--- Job ---
Exactly as written, quote every line that follows, skipping the images.

--- Material provided ---
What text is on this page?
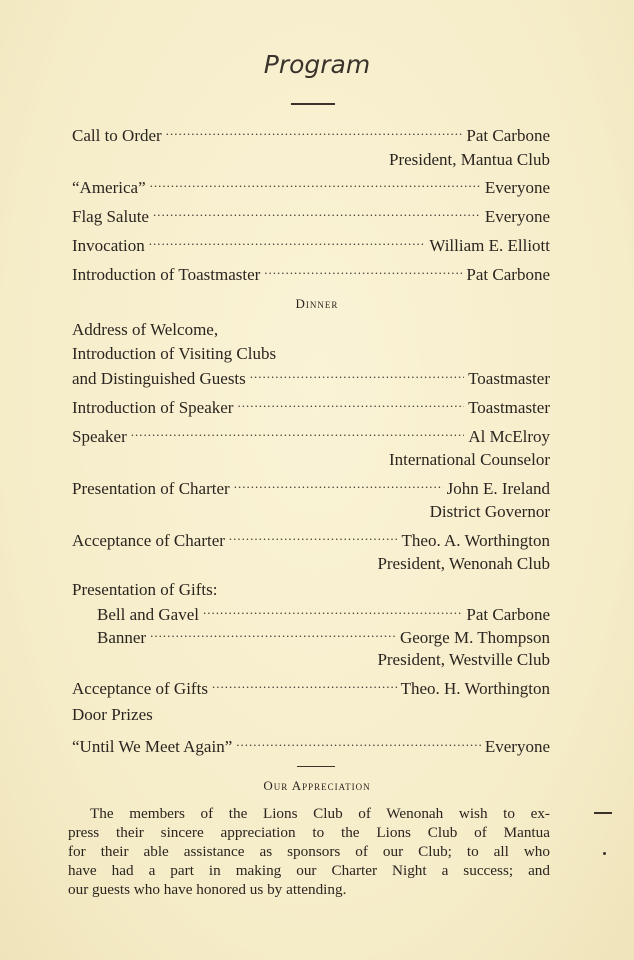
Program
Call to Order .....	Pat Carbone
President, Mantua Club
“America” .....	Everyone
Flag Salute .....	Everyone
Invocation .....	William E. Elliott
Introduction of Toastmaster .....	Pat Carbone
Dinner
Address of Welcome,
Introduction of Visiting Clubs
and Distinguished Guests .....	Toastmaster
Introduction of Speaker .....	Toastmaster
Speaker .....	Al McElroy
International Counselor
Presentation of Charter .....	John E. Ireland
District Governor
Acceptance of Charter .....	Theo. A. Worthington
President, Wenonah Club
Presentation of Gifts:
Bell and Gavel .....	Pat Carbone
Banner .....	George M. Thompson
President, Westville Club
Acceptance of Gifts .....	Theo. H. Worthington
Door Prizes
“Until We Meet Again” .....	Everyone
Our Appreciation
The members of the Lions Club of Wenonah wish to ex-
press their sincere appreciation to the Lions Club of Mantua
for their able assistance as sponsors of our Club; to all who
have had a part in making our Charter Night a success; and
our guests who have honored us by attending.
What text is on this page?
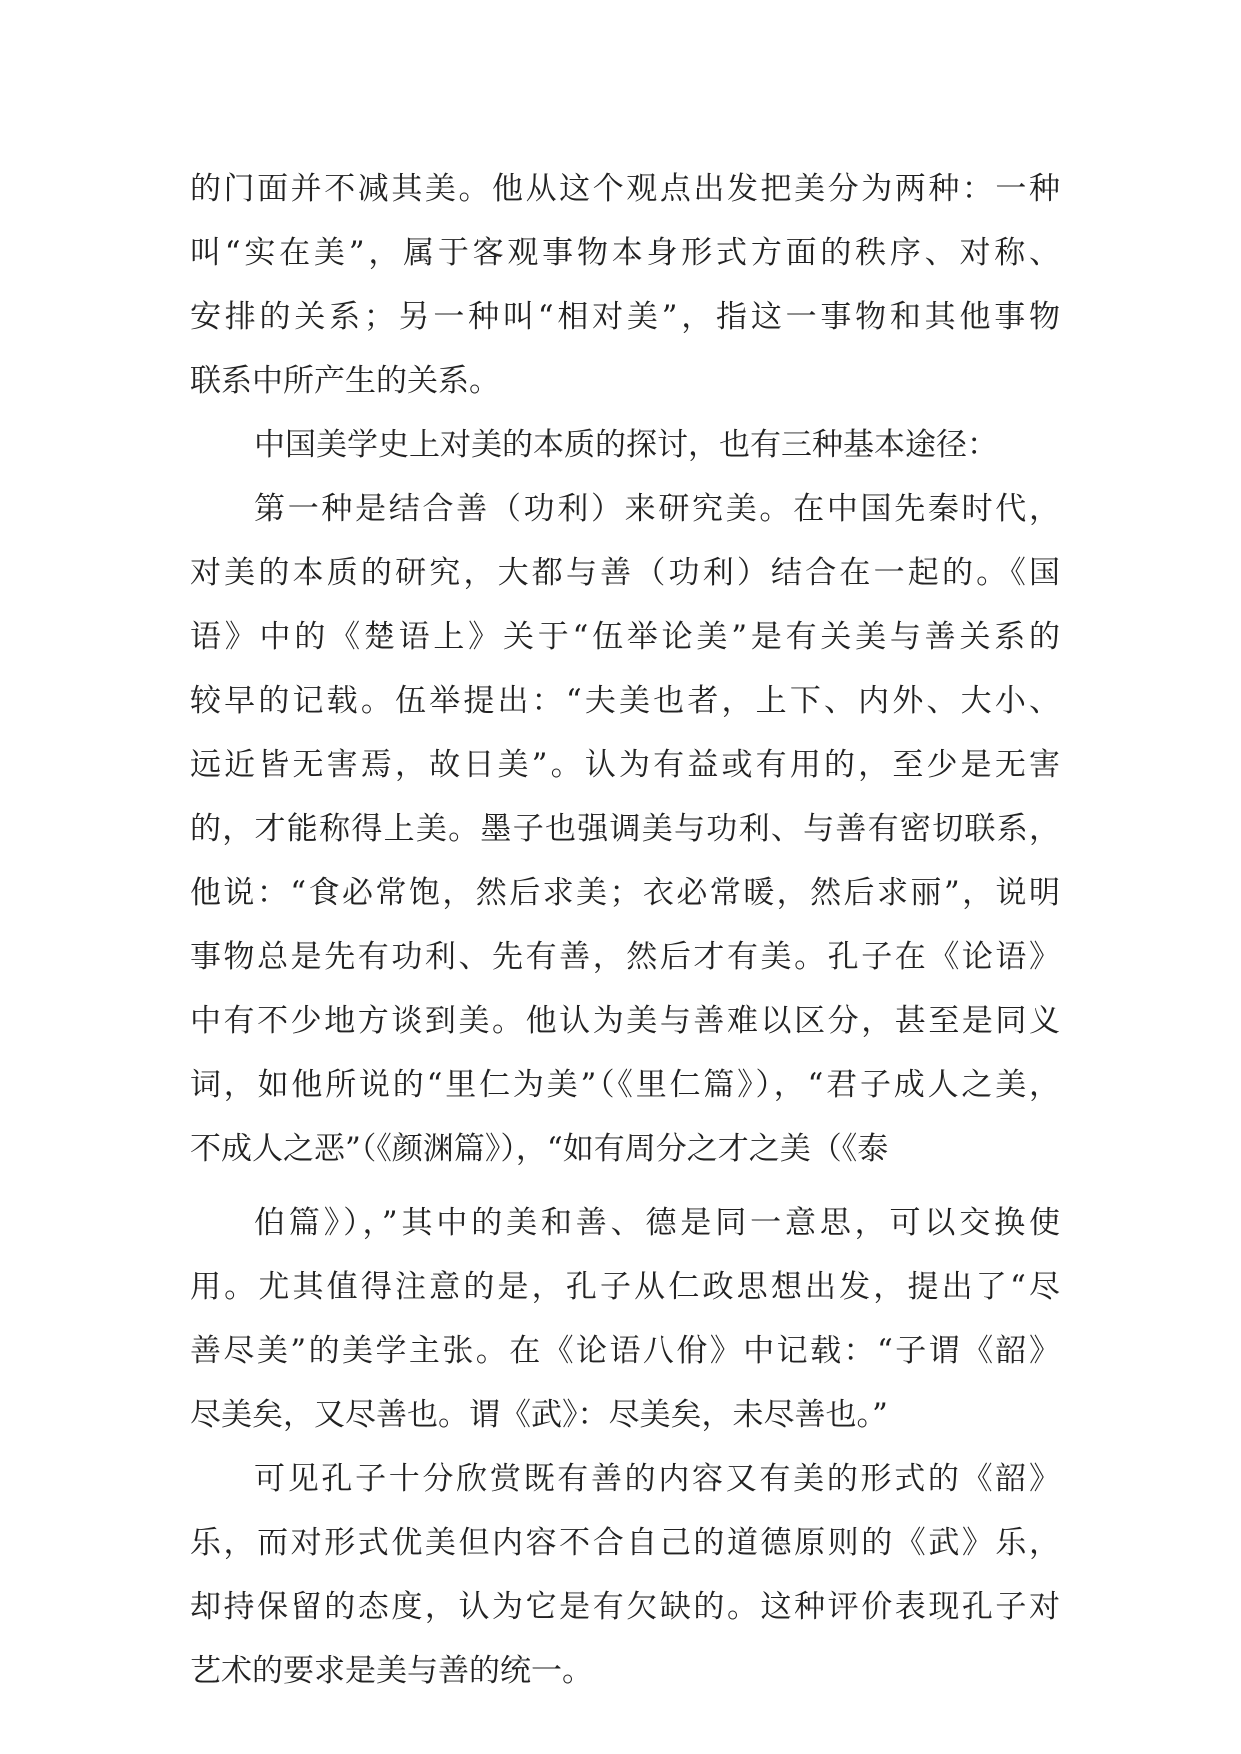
的门面并不减其美。他从这个观点出发把美分为两种：一种
叫“实在美”，属于客观事物本身形式方面的秩序、对称、
安排的关系；另一种叫“相对美”，指这一事物和其他事物
联系中所产生的关系。
中国美学史上对美的本质的探讨，也有三种基本途径：
第一种是结合善（功利）来研究美。在中国先秦时代，
对美的本质的研究，大都与善（功利）结合在一起的。《国
语》中的《楚语上》关于“伍举论美”是有关美与善关系的
较早的记载。伍举提出：“夫美也者，上下、内外、大小、
远近皆无害焉，故日美”。认为有益或有用的，至少是无害
的，才能称得上美。墨子也强调美与功利、与善有密切联系，
他说：“食必常饱，然后求美；衣必常暖，然后求丽”，说明
事物总是先有功利、先有善，然后才有美。孔子在《论语》
中有不少地方谈到美。他认为美与善难以区分，甚至是同义
词，如他所说的“里仁为美”（《里仁篇》），“君子成人之美，
不成人之恶”（《颜渊篇》），“如有周分之才之美（《泰
伯篇》），”其中的美和善、德是同一意思，可以交换使
用。尤其值得注意的是，孔子从仁政思想出发，提出了“尽
善尽美”的美学主张。在《论语八佾》中记载：“子谓《韶》
尽美矣，又尽善也。谓《武》：尽美矣，未尽善也。”
可见孔子十分欣赏既有善的内容又有美的形式的《韶》
乐，而对形式优美但内容不合自己的道德原则的《武》乐，
却持保留的态度，认为它是有欠缺的。这种评价表现孔子对
艺术的要求是美与善的统一。
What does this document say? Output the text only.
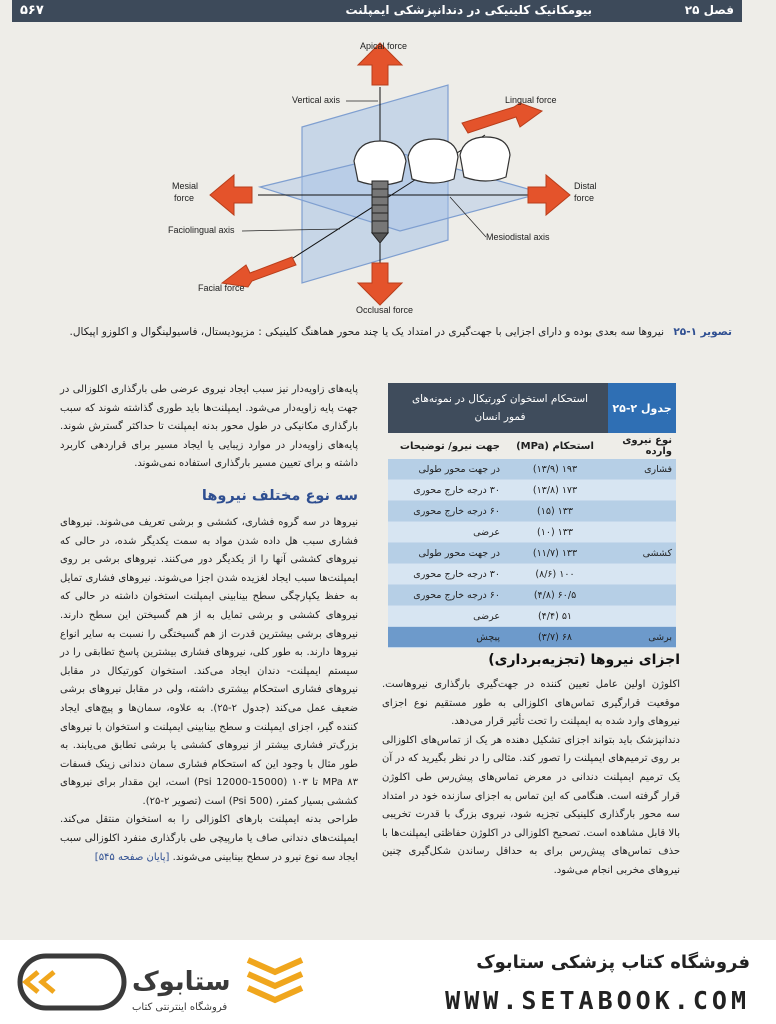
فصل ۲۵
بیومکانیک کلینیکی در دندانپزشکی ایمپلنت
۵۶۷
Apical force
Vertical axis	Lingual force
Mesial
force
Distal
force
Faciolingual axis
Mesiodistal axis
Facial force
Occlusal force
تصویر ۱-۲۵ نیروها سه بعدی بوده و دارای اجزایی با جهت‌گیری در امتداد یک یا چند محور هماهنگ کلینیکی : مزیودیستال، فاسیولینگوال و اکلوزو اپیکال.
جدول ۲-۲۵
استحکام استخوان کورتیکال در نمونه‌های فمور انسان
نوع نیروی وارده
استحکام (MPa)
جهت نیرو/ توضیحات
فشاری
۱۹۳ (۱۳/۹)
در جهت محور طولی
۱۷۳ (۱۳/۸)
۳۰ درجه خارج محوری
۱۳۳ (۱۵)
۶۰ درجه خارج محوری
۱۳۳ (۱۰)
عرضی
کششی
۱۳۳ (۱۱/۷)
در جهت محور طولی
۱۰۰ (۸/۶)
۳۰ درجه خارج محوری
۶۰/۵ (۴/۸)
۶۰ درجه خارج محوری
۵۱ (۴/۴)
عرضی
برشی
۶۸ (۳/۷)
پیچش
اجزای نیروها (تجزیه‌برداری)

اکلوژن اولین عامل تعیین کننده در جهت‌گیری بارگذاری نیروهاست. موقعیت قرارگیری تماس‌های اکلوزالی به طور مستقیم نوع اجزای نیروهای وارد شده به ایمپلنت را تحت تأثیر قرار می‌دهد.

دندانپزشک باید بتواند اجزای تشکیل دهنده هر یک از تماس‌های اکلوزالی بر روی ترمیم‌های ایمپلنت را تصور کند. مثالی را در نظر بگیرید که در آن یک ترمیم ایمپلنت دندانی در معرض تماس‌های پیش‌رس طی اکلوژن قرار گرفته است. هنگامی که این تماس به اجزای سازنده خود در امتداد سه محور بارگذاری کلینیکی تجزیه شود، نیروی بزرگ با قدرت تخریبی بالا قابل مشاهده است. تصحیح اکلوزالی در اکلوژن حفاظتی ایمپلنت‌ها با حذف تماس‌های پیش‌رس برای به حداقل رساندن شکل‌گیری چنین نیروهای مخربی انجام می‌شود.

پایه‌های زاویه‌دار نیز سبب ایجاد نیروی عرضی طی بارگذاری اکلوزالی در جهت پایه زاویه‌دار می‌شود. ایمپلنت‌ها باید طوری گذاشته شوند که سبب بارگذاری مکانیکی در طول محور بدنه ایمپلنت تا حداکثر گسترش شوند. پایه‌های زاویه‌دار در موارد زیبایی یا ایجاد مسیر برای قراردهی کاربرد داشته و برای تعیین مسیر بارگذاری استفاده نمی‌شوند.

سه نوع مختلف نیروها

نیروها در سه گروه فشاری، کششی و برشی تعریف می‌شوند. نیروهای فشاری سبب هل داده شدن مواد به سمت یکدیگر شده، در حالی که نیروهای کششی آنها را از یکدیگر دور می‌کنند. نیروهای برشی بر روی ایمپلنت‌ها سبب ایجاد لغزیده شدن اجزا می‌شوند. نیروهای فشاری تمایل به حفظ یکپارچگی سطح بینابینی ایمپلنت استخوان داشته در حالی که نیروهای کششی و برشی تمایل به از هم گسیختن این سطح دارند. نیروهای برشی بیشترین قدرت از هم گسیختگی را نسبت به سایر انواع نیروها دارند. به طور کلی، نیروهای فشاری بیشترین پاسخ تطابقی را در سیستم ایمپلنت- دندان ایجاد می‌کند. استخوان کورتیکال در مقابل نیروهای فشاری استحکام بیشتری داشته، ولی در مقابل نیروهای برشی ضعیف عمل می‌کند (جدول ۲-۲۵). به علاوه، سمان‌ها و پیچ‌های ایجاد کننده گیر، اجزای ایمپلنت و سطح بینابینی ایمپلنت و استخوان با نیروهای بزرگ‌تر فشاری بیشتر از نیروهای کششی یا برشی تطابق می‌یابند. به طور مثال با وجود این که استحکام فشاری سمان دندانی زینک فسفات MPa ۸۳ تا ۱۰۳ (Psi 12000-15000) است، این مقدار برای نیروهای کششی بسیار کمتر، (Psi 500) است (تصویر ۲-۲۵).

طراحی بدنه ایمپلنت بارهای اکلوزالی را به استخوان منتقل می‌کند. ایمپلنت‌های دندانی صاف یا مارپیچی طی بارگذاری منفرد اکلوزالی سبب ایجاد سه نوع نیرو در سطح بینابینی می‌شوند. [پایان صفحه ۵۴۵]

ستابوک
فروشگاه اینترنتی کتاب
فروشگاه کتاب پزشکی ستابوک
WWW.SETABOOK.COM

--- Written reply ---
What text is on this page?
Program
Call to Order .....	Pat Carbone
President, Mantua Club
“America” .....	Everyone
Flag Salute .....	Everyone
Invocation .....	William E. Elliott
Introduction of Toastmaster .....	Pat Carbone
Dinner
Address of Welcome,
Introduction of Visiting Clubs
and Distinguished Guests .....	Toastmaster
Introduction of Speaker .....	Toastmaster
Speaker .....	Al McElroy
International Counselor
Presentation of Charter .....	John E. Ireland
District Governor
Acceptance of Charter .....	Theo. A. Worthington
President, Wenonah Club
Presentation of Gifts:
Bell and Gavel .....	Pat Carbone
Banner .....	George M. Thompson
President, Westville Club
Acceptance of Gifts .....	Theo. H. Worthington
Door Prizes
“Until We Meet Again” .....	Everyone
Our Appreciation
The members of the Lions Club of Wenonah wish to ex-
press their sincere appreciation to the Lions Club of Mantua
for their able assistance as sponsors of our Club; to all who
have had a part in making our Charter Night a success; and
our guests who have honored us by attending.
What text is on this page?
的门面并不减其美。他从这个观点出发把美分为两种：一种
叫“实在美”，属于客观事物本身形式方面的秩序、对称、
安排的关系；另一种叫“相对美”，指这一事物和其他事物
联系中所产生的关系。
中国美学史上对美的本质的探讨，也有三种基本途径：
第一种是结合善（功利）来研究美。在中国先秦时代，
对美的本质的研究，大都与善（功利）结合在一起的。《国
语》中的《楚语上》关于“伍举论美”是有关美与善关系的
较早的记载。伍举提出：“夫美也者，上下、内外、大小、
远近皆无害焉，故日美”。认为有益或有用的，至少是无害
的，才能称得上美。墨子也强调美与功利、与善有密切联系，
他说：“食必常饱，然后求美；衣必常暖，然后求丽”，说明
事物总是先有功利、先有善，然后才有美。孔子在《论语》
中有不少地方谈到美。他认为美与善难以区分，甚至是同义
词，如他所说的“里仁为美”（《里仁篇》），“君子成人之美，
不成人之恶”（《颜渊篇》），“如有周分之才之美（《泰
伯篇》），”其中的美和善、德是同一意思，可以交换使
用。尤其值得注意的是，孔子从仁政思想出发，提出了“尽
善尽美”的美学主张。在《论语八佾》中记载：“子谓《韶》
尽美矣，又尽善也。谓《武》：尽美矣，未尽善也。”
可见孔子十分欣赏既有善的内容又有美的形式的《韶》
乐，而对形式优美但内容不合自己的道德原则的《武》乐，
却持保留的态度，认为它是有欠缺的。这种评价表现孔子对
艺术的要求是美与善的统一。
What does this document say? Output the text only.
فصل ۲۵
بیومکانیک کلینیکی در دندانپزشکی ایمپلنت
۵۶۷
Apical force
Vertical axis	Lingual force
Mesial
force
Distal
force
Faciolingual axis
Mesiodistal axis
Facial force
Occlusal force
تصویر ۱-۲۵ نیروها سه بعدی بوده و دارای اجزایی با جهت‌گیری در امتداد یک یا چند محور هماهنگ کلینیکی : مزیودیستال، فاسیولینگوال و اکلوزو اپیکال.
جدول ۲-۲۵
استحکام استخوان کورتیکال در نمونه‌های فمور انسان
نوع نیروی وارده
استحکام (MPa)
جهت نیرو/ توضیحات
فشاری
۱۹۳ (۱۳/۹)
در جهت محور طولی
۱۷۳ (۱۳/۸)
۳۰ درجه خارج محوری
۱۳۳ (۱۵)
۶۰ درجه خارج محوری
۱۳۳ (۱۰)
عرضی
کششی
۱۳۳ (۱۱/۷)
در جهت محور طولی
۱۰۰ (۸/۶)
۳۰ درجه خارج محوری
۶۰/۵ (۴/۸)
۶۰ درجه خارج محوری
۵۱ (۴/۴)
عرضی
برشی
۶۸ (۳/۷)
پیچش
اجزای نیروها (تجزیه‌برداری)

اکلوژن اولین عامل تعیین کننده در جهت‌گیری بارگذاری نیروهاست. موقعیت قرارگیری تماس‌های اکلوزالی به طور مستقیم نوع اجزای نیروهای وارد شده به ایمپلنت را تحت تأثیر قرار می‌دهد.

دندانپزشک باید بتواند اجزای تشکیل دهنده هر یک از تماس‌های اکلوزالی بر روی ترمیم‌های ایمپلنت را تصور کند. مثالی را در نظر بگیرید که در آن یک ترمیم ایمپلنت دندانی در معرض تماس‌های پیش‌رس طی اکلوژن قرار گرفته است. هنگامی که این تماس به اجزای سازنده خود در امتداد سه محور بارگذاری کلینیکی تجزیه شود، نیروی بزرگ با قدرت تخریبی بالا قابل مشاهده است. تصحیح اکلوزالی در اکلوژن حفاظتی ایمپلنت‌ها با حذف تماس‌های پیش‌رس برای به حداقل رساندن شکل‌گیری چنین نیروهای مخربی انجام می‌شود.

پایه‌های زاویه‌دار نیز سبب ایجاد نیروی عرضی طی بارگذاری اکلوزالی در جهت پایه زاویه‌دار می‌شود. ایمپلنت‌ها باید طوری گذاشته شوند که سبب بارگذاری مکانیکی در طول محور بدنه ایمپلنت تا حداکثر گسترش شوند. پایه‌های زاویه‌دار در موارد زیبایی یا ایجاد مسیر برای قراردهی کاربرد داشته و برای تعیین مسیر بارگذاری استفاده نمی‌شوند.

سه نوع مختلف نیروها

نیروها در سه گروه فشاری، کششی و برشی تعریف می‌شوند. نیروهای فشاری سبب هل داده شدن مواد به سمت یکدیگر شده، در حالی که نیروهای کششی آنها را از یکدیگر دور می‌کنند. نیروهای برشی بر روی ایمپلنت‌ها سبب ایجاد لغزیده شدن اجزا می‌شوند. نیروهای فشاری تمایل به حفظ یکپارچگی سطح بینابینی ایمپلنت استخوان داشته در حالی که نیروهای کششی و برشی تمایل به از هم گسیختن این سطح دارند. نیروهای برشی بیشترین قدرت از هم گسیختگی را نسبت به سایر انواع نیروها دارند. به طور کلی، نیروهای فشاری بیشترین پاسخ تطابقی را در سیستم ایمپلنت- دندان ایجاد می‌کند. استخوان کورتیکال در مقابل نیروهای فشاری استحکام بیشتری داشته، ولی در مقابل نیروهای برشی ضعیف عمل می‌کند (جدول ۲-۲۵). به علاوه، سمان‌ها و پیچ‌های ایجاد کننده گیر، اجزای ایمپلنت و سطح بینابینی ایمپلنت و استخوان با نیروهای بزرگ‌تر فشاری بیشتر از نیروهای کششی یا برشی تطابق می‌یابند. به طور مثال با وجود این که استحکام فشاری سمان دندانی زینک فسفات MPa ۸۳ تا ۱۰۳ (Psi 12000-15000) است، این مقدار برای نیروهای کششی بسیار کمتر، (Psi 500) است (تصویر ۲-۲۵).

طراحی بدنه ایمپلنت بارهای اکلوزالی را به استخوان منتقل می‌کند. ایمپلنت‌های دندانی صاف یا مارپیچی طی بارگذاری منفرد اکلوزالی سبب ایجاد سه نوع نیرو در سطح بینابینی می‌شوند. [پایان صفحه ۵۴۵]

ستابوک
فروشگاه اینترنتی کتاب
فروشگاه کتاب پزشکی ستابوک
WWW.SETABOOK.COM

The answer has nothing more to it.